(Collected data)
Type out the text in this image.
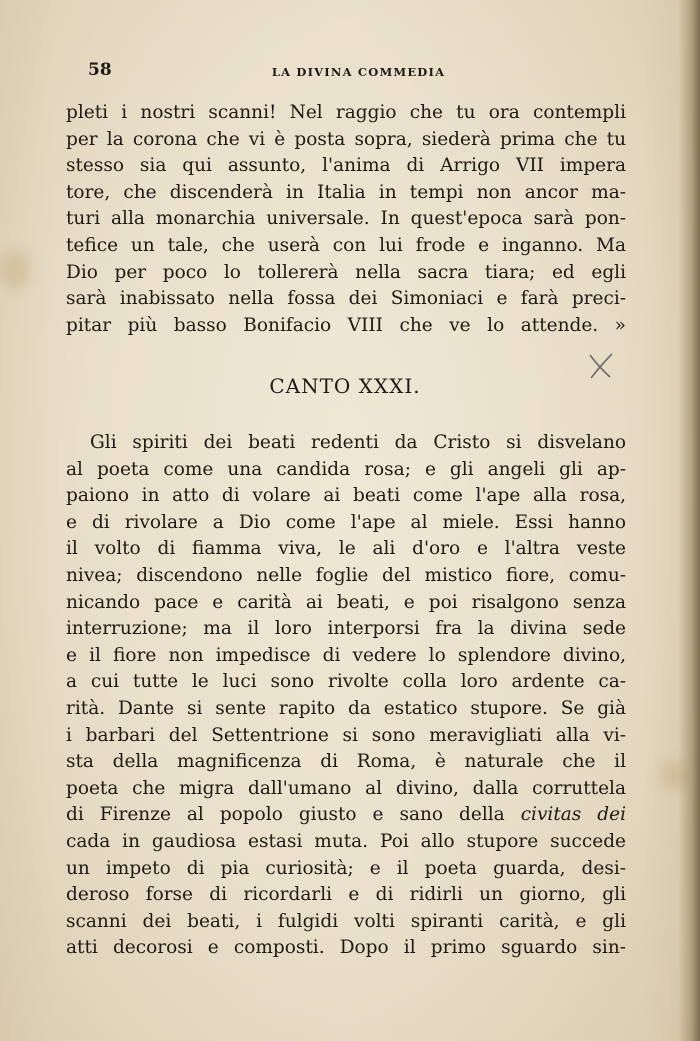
58	LA DIVINA COMMEDIA
pleti i nostri scanni! Nel raggio che tu ora contempli
per la corona che vi è posta sopra, siederà prima che tu
stesso sia qui assunto, l'anima di Arrigo VII impera
tore, che discenderà in Italia in tempi non ancor ma-
turi alla monarchia universale. In quest'epoca sarà pon-
tefice un tale, che userà con lui frode e inganno. Ma
Dio per poco lo tollererà nella sacra tiara; ed egli
sarà inabissato nella fossa dei Simoniaci e farà preci-
pitar più basso Bonifacio VIII che ve lo attende. »
CANTO XXXI.
Gli spiriti dei beati redenti da Cristo si disvelano
al poeta come una candida rosa; e gli angeli gli ap-
paiono in atto di volare ai beati come l'ape alla rosa,
e di rivolare a Dio come l'ape al miele. Essi hanno
il volto di fiamma viva, le ali d'oro e l'altra veste
nivea; discendono nelle foglie del mistico fiore, comu-
nicando pace e carità ai beati, e poi risalgono senza
interruzione; ma il loro interporsi fra la divina sede
e il fiore non impedisce di vedere lo splendore divino,
a cui tutte le luci sono rivolte colla loro ardente ca-
rità. Dante si sente rapito da estatico stupore. Se già
i barbari del Settentrione si sono meravigliati alla vi-
sta della magnificenza di Roma, è naturale che il
poeta che migra dall'umano al divino, dalla corruttela
di Firenze al popolo giusto e sano della civitas dei
cada in gaudiosa estasi muta. Poi allo stupore succede
un impeto di pia curiosità; e il poeta guarda, desi-
deroso forse di ricordarli e di ridirli un giorno, gli
scanni dei beati, i fulgidi volti spiranti carità, e gli
atti decorosi e composti. Dopo il primo sguardo sin-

--- What you should do ---
Pick out and copy every line that contains the word "poeta".

--- Complete response ---
al poeta come una candida rosa; e gli angeli gli ap-
poeta che migra dall'umano al divino, dalla corruttela
un impeto di pia curiosità; e il poeta guarda, desi-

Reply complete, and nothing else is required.